SOURCE MATERIAL —
※

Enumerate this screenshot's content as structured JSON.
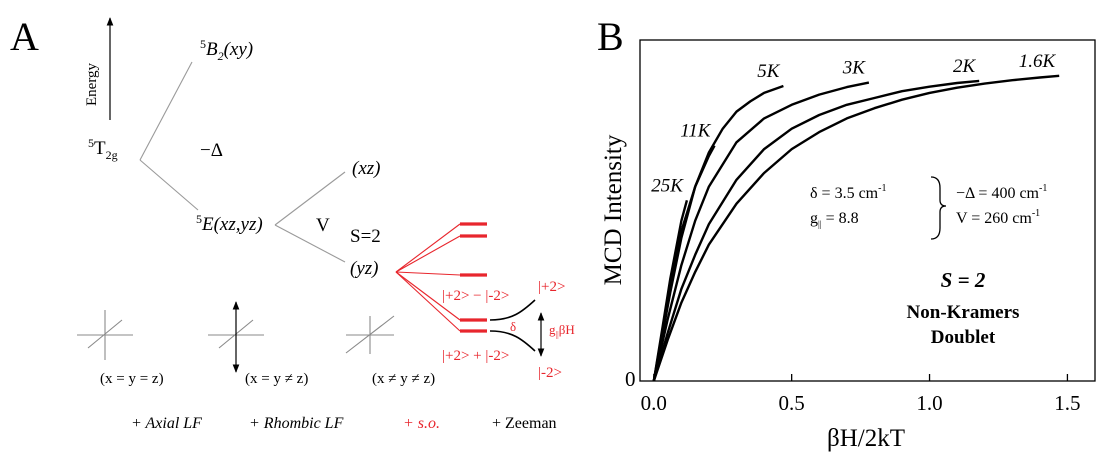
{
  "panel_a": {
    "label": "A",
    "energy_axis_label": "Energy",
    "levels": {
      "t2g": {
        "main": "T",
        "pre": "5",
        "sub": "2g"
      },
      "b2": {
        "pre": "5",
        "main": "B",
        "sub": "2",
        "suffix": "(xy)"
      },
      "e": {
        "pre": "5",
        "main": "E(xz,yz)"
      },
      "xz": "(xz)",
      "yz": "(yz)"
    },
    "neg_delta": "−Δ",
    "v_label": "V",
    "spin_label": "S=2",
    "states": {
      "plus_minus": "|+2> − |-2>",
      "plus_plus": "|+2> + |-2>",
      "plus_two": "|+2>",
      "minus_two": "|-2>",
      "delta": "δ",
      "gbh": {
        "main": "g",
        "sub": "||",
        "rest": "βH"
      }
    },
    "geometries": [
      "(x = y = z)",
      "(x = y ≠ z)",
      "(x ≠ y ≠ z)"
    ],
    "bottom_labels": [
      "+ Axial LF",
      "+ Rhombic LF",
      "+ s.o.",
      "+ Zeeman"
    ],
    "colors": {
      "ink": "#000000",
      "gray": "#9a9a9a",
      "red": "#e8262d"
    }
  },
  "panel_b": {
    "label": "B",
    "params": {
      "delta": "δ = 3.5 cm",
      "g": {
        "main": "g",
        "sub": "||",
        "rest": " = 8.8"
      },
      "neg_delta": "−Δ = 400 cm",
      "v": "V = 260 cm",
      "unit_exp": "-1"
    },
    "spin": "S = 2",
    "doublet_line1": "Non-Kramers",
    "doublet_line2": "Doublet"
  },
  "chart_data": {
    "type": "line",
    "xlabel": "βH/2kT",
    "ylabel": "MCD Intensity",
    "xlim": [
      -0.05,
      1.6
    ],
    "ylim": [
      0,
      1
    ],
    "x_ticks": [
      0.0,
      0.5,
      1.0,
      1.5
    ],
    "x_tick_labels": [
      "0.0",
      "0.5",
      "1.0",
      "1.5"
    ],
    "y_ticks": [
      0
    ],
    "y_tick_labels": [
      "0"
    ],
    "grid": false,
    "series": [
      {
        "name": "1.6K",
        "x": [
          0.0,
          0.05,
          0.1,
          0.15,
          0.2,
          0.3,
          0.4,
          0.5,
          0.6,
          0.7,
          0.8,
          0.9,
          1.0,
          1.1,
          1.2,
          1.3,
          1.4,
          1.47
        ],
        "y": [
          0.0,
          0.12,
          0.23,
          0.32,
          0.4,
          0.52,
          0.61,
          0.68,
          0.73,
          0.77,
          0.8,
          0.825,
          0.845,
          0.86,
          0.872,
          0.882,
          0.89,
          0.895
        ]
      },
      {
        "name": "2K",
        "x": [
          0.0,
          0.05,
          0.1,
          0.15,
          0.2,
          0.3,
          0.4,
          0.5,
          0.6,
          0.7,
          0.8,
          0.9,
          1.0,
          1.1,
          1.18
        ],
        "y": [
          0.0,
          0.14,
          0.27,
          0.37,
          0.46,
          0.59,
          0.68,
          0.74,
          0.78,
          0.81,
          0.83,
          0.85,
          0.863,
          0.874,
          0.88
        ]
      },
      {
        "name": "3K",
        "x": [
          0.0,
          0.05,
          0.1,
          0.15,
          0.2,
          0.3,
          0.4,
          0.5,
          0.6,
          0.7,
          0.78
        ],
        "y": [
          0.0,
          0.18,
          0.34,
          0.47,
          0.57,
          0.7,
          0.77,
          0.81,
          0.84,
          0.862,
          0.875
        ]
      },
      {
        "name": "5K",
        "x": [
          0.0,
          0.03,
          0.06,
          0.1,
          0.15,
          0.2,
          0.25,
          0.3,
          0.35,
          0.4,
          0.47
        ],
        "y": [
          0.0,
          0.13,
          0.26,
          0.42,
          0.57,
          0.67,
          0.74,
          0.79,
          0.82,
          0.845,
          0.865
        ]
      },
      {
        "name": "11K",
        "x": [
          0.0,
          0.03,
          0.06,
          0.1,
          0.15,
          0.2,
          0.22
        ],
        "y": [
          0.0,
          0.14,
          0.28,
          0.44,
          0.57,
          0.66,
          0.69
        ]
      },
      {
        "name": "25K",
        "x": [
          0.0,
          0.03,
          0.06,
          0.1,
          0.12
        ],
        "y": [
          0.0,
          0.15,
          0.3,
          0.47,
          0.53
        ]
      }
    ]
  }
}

※

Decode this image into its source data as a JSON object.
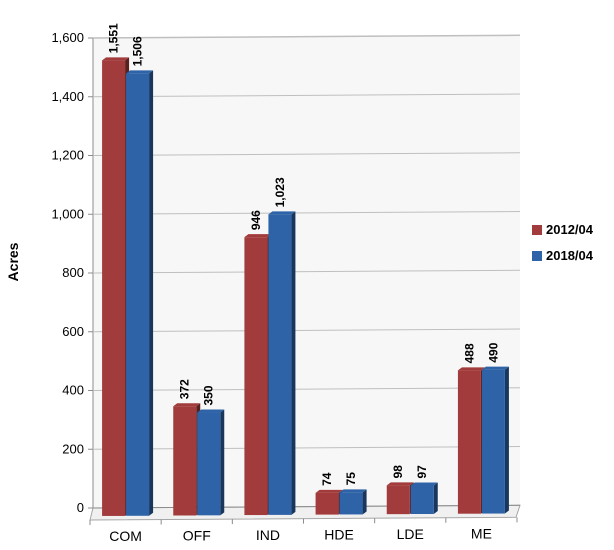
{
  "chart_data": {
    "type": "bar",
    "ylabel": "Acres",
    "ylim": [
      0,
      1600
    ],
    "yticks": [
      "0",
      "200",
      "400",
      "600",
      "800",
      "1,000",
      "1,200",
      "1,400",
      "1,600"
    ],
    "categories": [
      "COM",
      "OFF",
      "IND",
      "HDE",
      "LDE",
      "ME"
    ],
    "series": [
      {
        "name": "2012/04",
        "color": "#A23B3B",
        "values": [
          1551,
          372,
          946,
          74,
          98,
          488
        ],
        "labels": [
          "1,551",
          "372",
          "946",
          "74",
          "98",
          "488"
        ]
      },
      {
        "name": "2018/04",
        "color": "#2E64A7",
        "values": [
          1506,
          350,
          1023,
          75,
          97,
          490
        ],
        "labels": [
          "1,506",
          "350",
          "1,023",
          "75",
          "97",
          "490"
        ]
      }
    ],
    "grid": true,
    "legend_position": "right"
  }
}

※

WHAT IS REQUIRED —
Copy all lines from the data that hold the word "this".

RESULT —
Enumerate this screenshot's content as structured JSON.
Decode this image into its source data as a JSON object.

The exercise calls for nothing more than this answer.